• Information supplied

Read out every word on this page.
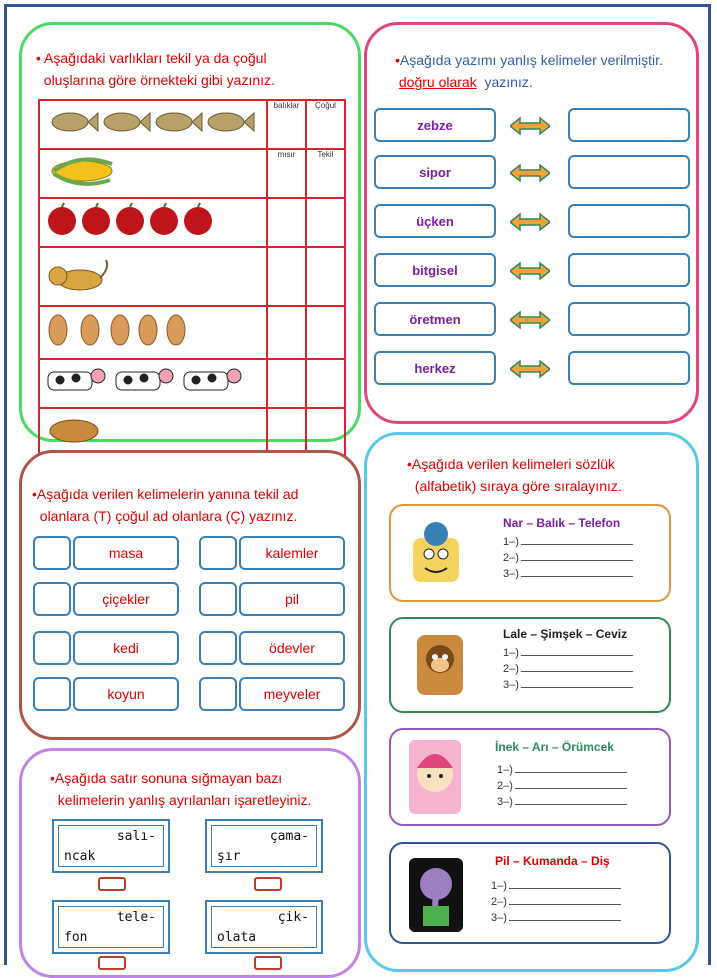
• Aşağıdaki varlıkları tekil ya da çoğul
oluşlarına göre örnekteki gibi yazınız.
	balıklar	Çoğul
	mısır	Tekil

•Aşağıda yazımı yanlış kelimeler verilmiştir.
doğru olarak yazınız.
zebze
sipor
üçken
bitgisel
öretmen
herkez
•Aşağıda verilen kelimelerin yanına tekil ad
olanlara (T) çoğul ad olanlara (Ç) yazınız.
masa
çiçekler
kedi
koyun
kalemler
pil
ödevler
meyveler
•Aşağıda verilen kelimeleri sözlük
(alfabetik) sıraya göre sıralayınız.
Nar – Balık – Telefon
1–)
2–)
3–)
Lale – Şimşek – Ceviz
1–)
2–)
3–)
İnek – Arı – Örümcek
1–)
2–)
3–)
Pil – Kumanda – Diş
1–)
2–)
3–)
•Aşağıda satır sonuna sığmayan bazı
kelimelerin yanlış ayrılanları işaretleyiniz.
salı-
ncak
çama-
şır
tele-
fon
çik-
olata
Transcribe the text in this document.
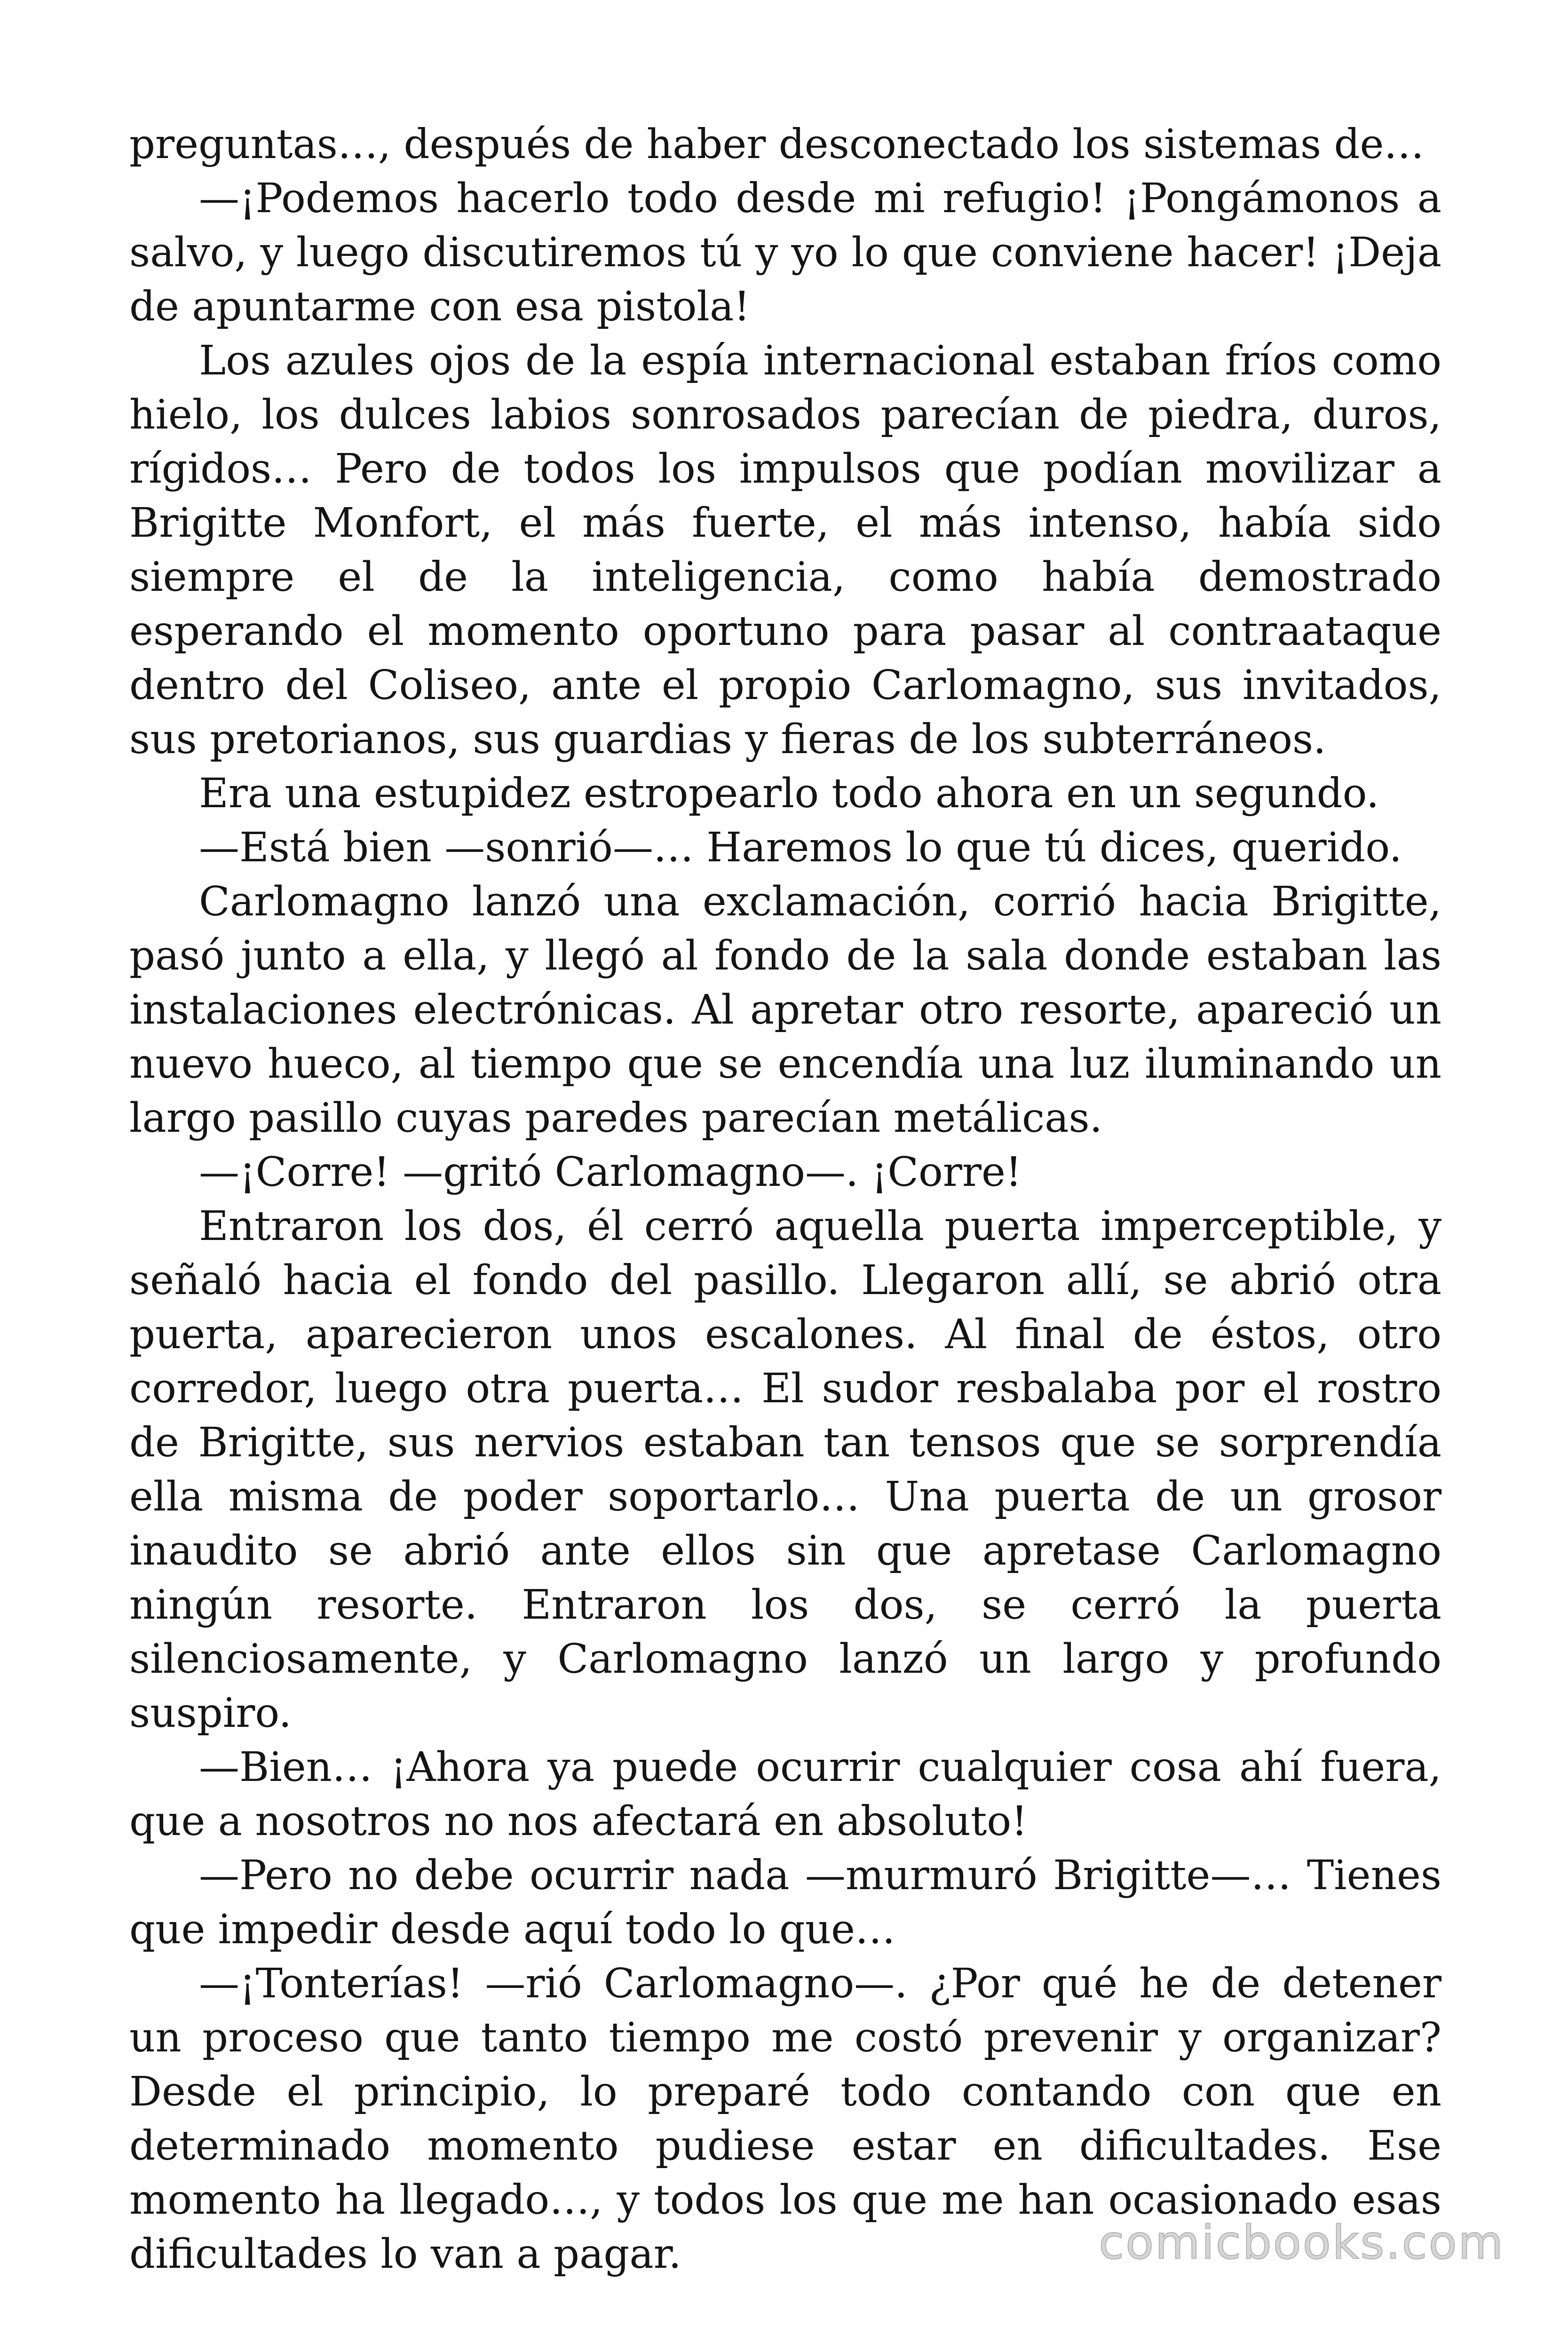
preguntas…, después de haber desconectado los sistemas de…

—¡Podemos hacerlo todo desde mi refugio! ¡Pongámonos a salvo, y luego discutiremos tú y yo lo que conviene hacer! ¡Deja de apuntarme con esa pistola!

Los azules ojos de la espía internacional estaban fríos como hielo, los dulces labios sonrosados parecían de piedra, duros, rígidos… Pero de todos los impulsos que podían movilizar a Brigitte Monfort, el más fuerte, el más intenso, había sido siempre el de la inteligencia, como había demostrado esperando el momento oportuno para pasar al contraataque dentro del Coliseo, ante el propio Carlomagno, sus invitados, sus pretorianos, sus guardias y fieras de los subterráneos.

Era una estupidez estropearlo todo ahora en un segundo.

—Está bien —sonrió—… Haremos lo que tú dices, querido.

Carlomagno lanzó una exclamación, corrió hacia Brigitte, pasó junto a ella, y llegó al fondo de la sala donde estaban las instalaciones electrónicas. Al apretar otro resorte, apareció un nuevo hueco, al tiempo que se encendía una luz iluminando un largo pasillo cuyas paredes parecían metálicas.

—¡Corre! —gritó Carlomagno—. ¡Corre!

Entraron los dos, él cerró aquella puerta imperceptible, y señaló hacia el fondo del pasillo. Llegaron allí, se abrió otra puerta, aparecieron unos escalones. Al final de éstos, otro corredor, luego otra puerta… El sudor resbalaba por el rostro de Brigitte, sus nervios estaban tan tensos que se sorprendía ella misma de poder soportarlo… Una puerta de un grosor inaudito se abrió ante ellos sin que apretase Carlomagno ningún resorte. Entraron los dos, se cerró la puerta silenciosamente, y Carlomagno lanzó un largo y profundo suspiro.

—Bien… ¡Ahora ya puede ocurrir cualquier cosa ahí fuera, que a nosotros no nos afectará en absoluto!

—Pero no debe ocurrir nada —murmuró Brigitte—… Tienes que impedir desde aquí todo lo que…

—¡Tonterías! —rió Carlomagno—. ¿Por qué he de detener un proceso que tanto tiempo me costó prevenir y organizar? Desde el principio, lo preparé todo contando con que en determinado momento pudiese estar en dificultades. Ese momento ha llegado…, y todos los que me han ocasionado esas dificultades lo van a pagar.	comicbooks.com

• Written exercise
Look for the word "yanlış" and return every line where it occurs.

• Task result
•Aşağıda yazımı yanlış kelimeler verilmiştir.
kelimelerin yanlış ayrılanları işaretleyiniz.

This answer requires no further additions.